◆ SHORT PROBLEM
Render into French this sentence from the passage on Medvedev's views about television: "The president stressed that television is losing its positions in the modern information environment."

◆ GIVEN PASSAGE
Medvedev said television in Russia and in the world is different, especially with in the advent of digital technologies, and cannot be brought to a common denominator.
“It all depends on people,” he added.
The president noted the words said by one of the participants in the meeting who has quit one television channel and took up a job with another over disagreements with the information policy of the management.
“ If every journalist applies such criteria to himself, we will have high-quality journalism and high-quality television,” Medvedev said.
“The pursuit of rating cannot be self-valuable and dominating,” he said.
In his opinion, even criminal news can be presented differently. “It is a matter of taste and sense of measure. Criminal news can be presented differently, including from the point of view of Christian moral principles because there is a victim in every crime, and Christian considerations suggest that one should feel sorry for the victim, not show heaps of bodies and corpses,” Medvedev said.
On the other hand, he thinks it would be wrong to go to the other extreme. He recalled the opinion that the current television policy has been imposed by the authoritarian regime, keeps the opposition away and hushes things up.
The president stressed that television is losing its positions in the modern information environment. “I look at my son and his peers and see that they take little interest in television than older people. The internet has replaced television for them,” he said. “And in this respect, Internet-based mass media and social networks bear greater responsibility because they become much more important for some people than television.”
“The situation on the Internet is even more complex as there are both useful things there and there are absolute trash and dangerous things of destructive nature, such as calls for breaking the state system,” Medvedev said.

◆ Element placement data
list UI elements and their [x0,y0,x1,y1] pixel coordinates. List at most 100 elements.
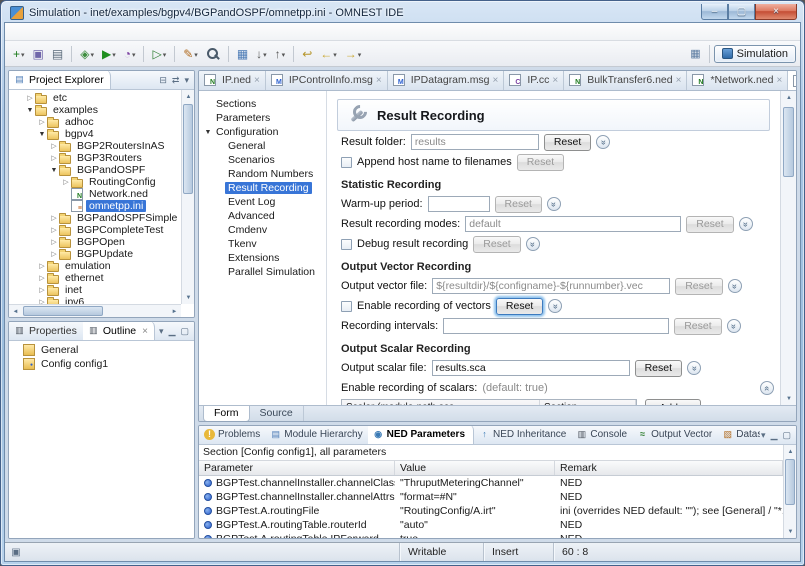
scalar-file-expand-icon[interactable] [687,361,702,375]
maximize-button[interactable]: ▢ [728,3,755,20]
editor-tab[interactable]: IP.ned [199,71,266,90]
source-tab[interactable]: Source [250,406,304,421]
scrollbar-thumb[interactable] [785,459,795,505]
view-tab[interactable]: NED Inheritance [474,426,571,444]
view-menu-icon[interactable] [760,430,767,441]
warmup-expand-icon[interactable] [546,197,561,211]
expander-icon[interactable] [37,262,47,270]
minimize-button[interactable]: – [701,3,728,20]
simulation-perspective-button[interactable]: Simulation [713,44,796,63]
enable-vectors-reset-button[interactable]: Reset [495,297,544,315]
print-button[interactable]: ▤ [48,44,67,64]
scroll-up-icon[interactable]: ▲ [784,445,796,458]
close-tab-icon[interactable] [676,74,682,86]
expander-icon[interactable] [25,94,35,102]
expander-icon[interactable] [49,154,59,162]
open-perspective-button[interactable]: ▦ [686,44,704,63]
tree-item[interactable]: emulation [9,260,181,272]
editor-tab[interactable]: IPControlInfo.msg [266,71,388,90]
menu-item[interactable] [107,30,121,34]
dropdown-arrow-icon[interactable] [281,48,286,60]
scroll-up-icon[interactable]: ▲ [182,90,194,103]
recording-modes-reset-button[interactable]: Reset [686,215,734,233]
expander-icon[interactable] [37,286,47,294]
outline-item[interactable]: General [9,343,181,357]
expander-icon[interactable] [61,178,71,186]
menu-item[interactable] [79,30,93,34]
view-menu-icon[interactable] [183,75,190,86]
close-tab-icon[interactable] [776,74,782,86]
menu-item[interactable] [9,30,23,34]
editor-tab[interactable]: omnetpp.ini [788,71,796,90]
scroll-left-icon[interactable]: ◄ [9,305,22,317]
run-button[interactable]: ▶ [98,44,120,64]
ini-page-item[interactable]: Sections [199,97,326,111]
editor-tab[interactable]: BulkTransfer6.ned [564,71,688,90]
ini-page-item[interactable]: Parallel Simulation [199,265,326,279]
dropdown-arrow-icon[interactable] [89,48,94,60]
tree-item[interactable]: ethernet [9,272,181,284]
expander-icon[interactable] [49,238,59,246]
view-tab[interactable]: Console [571,426,632,444]
tree-item[interactable]: BGP2RoutersInAS [9,140,181,152]
outline-item[interactable]: Config config1 [9,357,181,371]
value-column-header[interactable]: Value [395,461,555,475]
form-tab[interactable]: Form [203,406,250,421]
close-view-icon[interactable] [140,325,148,337]
scalar-file-reset-button[interactable]: Reset [634,359,683,377]
next-annotation-button[interactable]: ↓ [252,44,271,64]
parameter-row[interactable]: BGPTest.A.routingFile "RoutingConfig/A.i… [199,504,783,518]
vector-file-expand-icon[interactable] [727,279,742,293]
back-button[interactable]: ← [316,44,341,64]
tree-item[interactable]: BGPandOSPFSimple [9,212,181,224]
debug-recording-expand-icon[interactable] [525,237,540,251]
tree-item[interactable]: etc [9,92,181,104]
warmup-input[interactable] [427,196,490,212]
save-button[interactable]: ▣ [29,44,48,64]
ini-page-item[interactable]: Event Log [199,195,326,209]
form-vertical-scrollbar[interactable]: ▲ ▼ [780,91,796,405]
vertical-scrollbar[interactable]: ▲ ▼ [181,90,194,304]
expander-icon[interactable] [37,118,47,126]
scrollbar-thumb[interactable] [183,104,193,194]
remark-column-header[interactable]: Remark [555,461,783,475]
maximize-view-icon[interactable] [781,430,792,441]
ini-page-item[interactable]: Cmdenv [199,223,326,237]
new-wizard-button[interactable]: ✎ [179,44,202,64]
tree-item[interactable]: bgpv4 [9,128,181,140]
dropdown-arrow-icon[interactable] [20,48,25,60]
menu-item[interactable] [65,30,79,34]
close-tab-icon[interactable] [254,74,260,86]
parameter-row[interactable]: BGPTest.A.routingTable.routerId "auto" N… [199,518,783,532]
menu-item[interactable] [51,30,65,34]
editor-tab[interactable]: IP.cc [504,71,565,90]
expander-icon[interactable] [49,142,59,150]
append-host-checkbox[interactable] [341,156,352,168]
ini-page-item[interactable]: Configuration [199,125,326,139]
view-tab[interactable]: Dataset [717,426,760,444]
ini-page-item[interactable]: Tkenv [199,237,326,251]
new-file-button[interactable]: + [9,44,29,64]
tree-item[interactable]: BGPCompleteTest [9,224,181,236]
warmup-reset-button[interactable]: Reset [494,195,542,213]
recording-intervals-expand-icon[interactable] [726,319,741,333]
scalar-column-header[interactable]: Scalar (module-path.sca... [342,400,540,405]
vertical-scrollbar[interactable]: ▲ ▼ [783,445,796,538]
dropdown-arrow-icon[interactable] [193,48,198,60]
dropdown-arrow-icon[interactable] [332,48,337,60]
tree-item[interactable]: RoutingConfig [9,176,181,188]
dropdown-arrow-icon[interactable] [131,48,136,60]
close-tab-icon[interactable] [552,74,558,86]
expander-icon[interactable] [49,167,59,174]
vector-file-reset-button[interactable]: Reset [675,277,723,295]
close-tab-icon[interactable] [493,74,499,86]
view-tab[interactable]: Outline [82,322,155,340]
recording-intervals-input[interactable] [443,318,670,334]
tree-item[interactable]: BGPUpdate [9,248,181,260]
append-host-reset-button[interactable]: Reset [516,153,565,171]
scrollbar-thumb[interactable] [23,306,103,316]
scalar-file-input[interactable] [431,360,630,376]
tree-item[interactable]: ipv6 [9,296,181,304]
vector-file-input[interactable] [432,278,671,294]
ini-page-item[interactable]: Result Recording [199,181,326,195]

◆ ANSWER TO THIS TASK
Le président a souligné que la télévision est en train de perdre ses positions dans l'environnement informationnel moderne.